What is being asked:
Without including the pictures, copy out every line below.

-- BEGIN Exercise data --

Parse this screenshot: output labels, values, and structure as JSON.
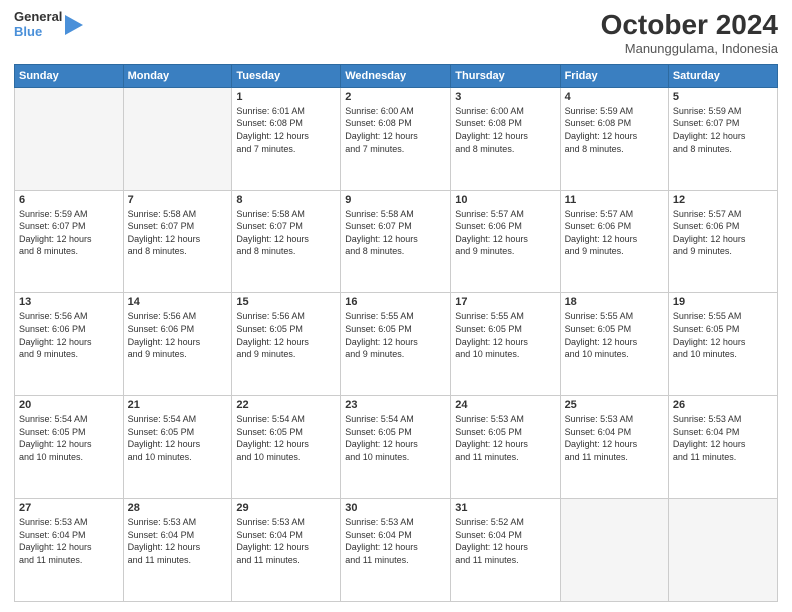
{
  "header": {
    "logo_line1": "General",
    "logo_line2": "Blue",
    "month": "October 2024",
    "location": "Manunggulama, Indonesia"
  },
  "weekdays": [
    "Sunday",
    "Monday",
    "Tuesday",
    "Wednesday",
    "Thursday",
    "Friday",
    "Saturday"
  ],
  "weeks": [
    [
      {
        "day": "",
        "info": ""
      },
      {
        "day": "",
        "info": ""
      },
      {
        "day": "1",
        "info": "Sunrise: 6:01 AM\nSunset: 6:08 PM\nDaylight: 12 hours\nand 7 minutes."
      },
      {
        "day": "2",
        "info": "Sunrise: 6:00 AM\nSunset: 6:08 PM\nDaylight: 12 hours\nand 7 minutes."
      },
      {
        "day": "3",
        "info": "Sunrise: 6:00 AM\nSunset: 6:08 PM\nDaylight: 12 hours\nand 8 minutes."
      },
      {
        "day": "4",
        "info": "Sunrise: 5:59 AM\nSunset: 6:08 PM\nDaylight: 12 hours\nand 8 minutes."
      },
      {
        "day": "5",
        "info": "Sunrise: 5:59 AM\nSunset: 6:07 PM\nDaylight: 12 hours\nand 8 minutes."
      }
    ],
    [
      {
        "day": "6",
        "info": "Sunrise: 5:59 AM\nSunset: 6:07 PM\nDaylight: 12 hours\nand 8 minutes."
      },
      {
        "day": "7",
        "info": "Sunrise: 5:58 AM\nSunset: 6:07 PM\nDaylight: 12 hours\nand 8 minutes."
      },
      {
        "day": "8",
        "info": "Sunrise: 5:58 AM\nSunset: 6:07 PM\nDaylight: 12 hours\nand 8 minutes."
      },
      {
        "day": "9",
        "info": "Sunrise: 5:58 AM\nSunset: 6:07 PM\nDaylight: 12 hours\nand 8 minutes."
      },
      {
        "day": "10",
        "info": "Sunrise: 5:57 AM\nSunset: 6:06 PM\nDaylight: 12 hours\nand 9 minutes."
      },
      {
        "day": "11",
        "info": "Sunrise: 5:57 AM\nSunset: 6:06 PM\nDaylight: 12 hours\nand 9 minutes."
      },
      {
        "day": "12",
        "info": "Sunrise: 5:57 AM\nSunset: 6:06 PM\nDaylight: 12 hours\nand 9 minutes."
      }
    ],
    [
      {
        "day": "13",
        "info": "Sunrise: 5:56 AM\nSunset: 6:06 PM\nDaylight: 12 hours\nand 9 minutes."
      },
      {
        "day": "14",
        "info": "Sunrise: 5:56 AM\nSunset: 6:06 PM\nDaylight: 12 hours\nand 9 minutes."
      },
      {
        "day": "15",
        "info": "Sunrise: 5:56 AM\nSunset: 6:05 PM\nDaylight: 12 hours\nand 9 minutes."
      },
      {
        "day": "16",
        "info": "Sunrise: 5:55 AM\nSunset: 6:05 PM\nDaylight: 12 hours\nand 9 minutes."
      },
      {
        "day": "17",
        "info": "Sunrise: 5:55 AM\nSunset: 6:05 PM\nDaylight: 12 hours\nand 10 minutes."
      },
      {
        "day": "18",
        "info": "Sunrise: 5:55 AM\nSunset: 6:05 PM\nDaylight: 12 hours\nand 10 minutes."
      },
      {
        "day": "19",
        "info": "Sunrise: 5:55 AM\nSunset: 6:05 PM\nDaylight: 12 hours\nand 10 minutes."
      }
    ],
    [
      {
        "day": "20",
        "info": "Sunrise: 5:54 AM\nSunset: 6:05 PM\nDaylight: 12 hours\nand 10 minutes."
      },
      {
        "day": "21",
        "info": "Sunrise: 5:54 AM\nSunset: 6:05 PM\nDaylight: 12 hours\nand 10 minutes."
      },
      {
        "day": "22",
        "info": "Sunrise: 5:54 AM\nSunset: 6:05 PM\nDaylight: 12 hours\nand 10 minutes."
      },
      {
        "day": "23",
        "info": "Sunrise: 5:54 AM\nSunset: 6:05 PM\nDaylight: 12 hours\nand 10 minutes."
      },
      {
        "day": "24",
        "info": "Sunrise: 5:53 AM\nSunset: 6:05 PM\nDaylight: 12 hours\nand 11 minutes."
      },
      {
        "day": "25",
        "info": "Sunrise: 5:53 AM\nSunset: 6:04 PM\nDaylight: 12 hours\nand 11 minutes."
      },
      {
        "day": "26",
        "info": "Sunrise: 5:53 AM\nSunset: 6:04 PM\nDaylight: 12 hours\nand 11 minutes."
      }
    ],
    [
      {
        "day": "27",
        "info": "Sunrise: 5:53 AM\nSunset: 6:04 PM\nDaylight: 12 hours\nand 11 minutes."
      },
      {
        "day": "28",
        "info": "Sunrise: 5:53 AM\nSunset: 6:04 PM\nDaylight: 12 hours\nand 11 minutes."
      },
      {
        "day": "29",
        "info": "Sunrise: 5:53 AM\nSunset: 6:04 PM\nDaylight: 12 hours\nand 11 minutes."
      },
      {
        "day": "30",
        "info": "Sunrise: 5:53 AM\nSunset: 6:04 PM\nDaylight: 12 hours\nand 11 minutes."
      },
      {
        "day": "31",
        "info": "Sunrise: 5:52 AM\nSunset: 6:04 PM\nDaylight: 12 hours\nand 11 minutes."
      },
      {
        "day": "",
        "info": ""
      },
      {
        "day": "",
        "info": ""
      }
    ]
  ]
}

-- END Exercise data --

Full answer:
Parse this screenshot: output labels, values, and structure as JSON.
{
  "header": {
    "logo_line1": "General",
    "logo_line2": "Blue",
    "month": "October 2024",
    "location": "Manunggulama, Indonesia"
  },
  "weekdays": [
    "Sunday",
    "Monday",
    "Tuesday",
    "Wednesday",
    "Thursday",
    "Friday",
    "Saturday"
  ],
  "weeks": [
    [
      {
        "day": "",
        "info": ""
      },
      {
        "day": "",
        "info": ""
      },
      {
        "day": "1",
        "info": "Sunrise: 6:01 AM\nSunset: 6:08 PM\nDaylight: 12 hours\nand 7 minutes."
      },
      {
        "day": "2",
        "info": "Sunrise: 6:00 AM\nSunset: 6:08 PM\nDaylight: 12 hours\nand 7 minutes."
      },
      {
        "day": "3",
        "info": "Sunrise: 6:00 AM\nSunset: 6:08 PM\nDaylight: 12 hours\nand 8 minutes."
      },
      {
        "day": "4",
        "info": "Sunrise: 5:59 AM\nSunset: 6:08 PM\nDaylight: 12 hours\nand 8 minutes."
      },
      {
        "day": "5",
        "info": "Sunrise: 5:59 AM\nSunset: 6:07 PM\nDaylight: 12 hours\nand 8 minutes."
      }
    ],
    [
      {
        "day": "6",
        "info": "Sunrise: 5:59 AM\nSunset: 6:07 PM\nDaylight: 12 hours\nand 8 minutes."
      },
      {
        "day": "7",
        "info": "Sunrise: 5:58 AM\nSunset: 6:07 PM\nDaylight: 12 hours\nand 8 minutes."
      },
      {
        "day": "8",
        "info": "Sunrise: 5:58 AM\nSunset: 6:07 PM\nDaylight: 12 hours\nand 8 minutes."
      },
      {
        "day": "9",
        "info": "Sunrise: 5:58 AM\nSunset: 6:07 PM\nDaylight: 12 hours\nand 8 minutes."
      },
      {
        "day": "10",
        "info": "Sunrise: 5:57 AM\nSunset: 6:06 PM\nDaylight: 12 hours\nand 9 minutes."
      },
      {
        "day": "11",
        "info": "Sunrise: 5:57 AM\nSunset: 6:06 PM\nDaylight: 12 hours\nand 9 minutes."
      },
      {
        "day": "12",
        "info": "Sunrise: 5:57 AM\nSunset: 6:06 PM\nDaylight: 12 hours\nand 9 minutes."
      }
    ],
    [
      {
        "day": "13",
        "info": "Sunrise: 5:56 AM\nSunset: 6:06 PM\nDaylight: 12 hours\nand 9 minutes."
      },
      {
        "day": "14",
        "info": "Sunrise: 5:56 AM\nSunset: 6:06 PM\nDaylight: 12 hours\nand 9 minutes."
      },
      {
        "day": "15",
        "info": "Sunrise: 5:56 AM\nSunset: 6:05 PM\nDaylight: 12 hours\nand 9 minutes."
      },
      {
        "day": "16",
        "info": "Sunrise: 5:55 AM\nSunset: 6:05 PM\nDaylight: 12 hours\nand 9 minutes."
      },
      {
        "day": "17",
        "info": "Sunrise: 5:55 AM\nSunset: 6:05 PM\nDaylight: 12 hours\nand 10 minutes."
      },
      {
        "day": "18",
        "info": "Sunrise: 5:55 AM\nSunset: 6:05 PM\nDaylight: 12 hours\nand 10 minutes."
      },
      {
        "day": "19",
        "info": "Sunrise: 5:55 AM\nSunset: 6:05 PM\nDaylight: 12 hours\nand 10 minutes."
      }
    ],
    [
      {
        "day": "20",
        "info": "Sunrise: 5:54 AM\nSunset: 6:05 PM\nDaylight: 12 hours\nand 10 minutes."
      },
      {
        "day": "21",
        "info": "Sunrise: 5:54 AM\nSunset: 6:05 PM\nDaylight: 12 hours\nand 10 minutes."
      },
      {
        "day": "22",
        "info": "Sunrise: 5:54 AM\nSunset: 6:05 PM\nDaylight: 12 hours\nand 10 minutes."
      },
      {
        "day": "23",
        "info": "Sunrise: 5:54 AM\nSunset: 6:05 PM\nDaylight: 12 hours\nand 10 minutes."
      },
      {
        "day": "24",
        "info": "Sunrise: 5:53 AM\nSunset: 6:05 PM\nDaylight: 12 hours\nand 11 minutes."
      },
      {
        "day": "25",
        "info": "Sunrise: 5:53 AM\nSunset: 6:04 PM\nDaylight: 12 hours\nand 11 minutes."
      },
      {
        "day": "26",
        "info": "Sunrise: 5:53 AM\nSunset: 6:04 PM\nDaylight: 12 hours\nand 11 minutes."
      }
    ],
    [
      {
        "day": "27",
        "info": "Sunrise: 5:53 AM\nSunset: 6:04 PM\nDaylight: 12 hours\nand 11 minutes."
      },
      {
        "day": "28",
        "info": "Sunrise: 5:53 AM\nSunset: 6:04 PM\nDaylight: 12 hours\nand 11 minutes."
      },
      {
        "day": "29",
        "info": "Sunrise: 5:53 AM\nSunset: 6:04 PM\nDaylight: 12 hours\nand 11 minutes."
      },
      {
        "day": "30",
        "info": "Sunrise: 5:53 AM\nSunset: 6:04 PM\nDaylight: 12 hours\nand 11 minutes."
      },
      {
        "day": "31",
        "info": "Sunrise: 5:52 AM\nSunset: 6:04 PM\nDaylight: 12 hours\nand 11 minutes."
      },
      {
        "day": "",
        "info": ""
      },
      {
        "day": "",
        "info": ""
      }
    ]
  ]
}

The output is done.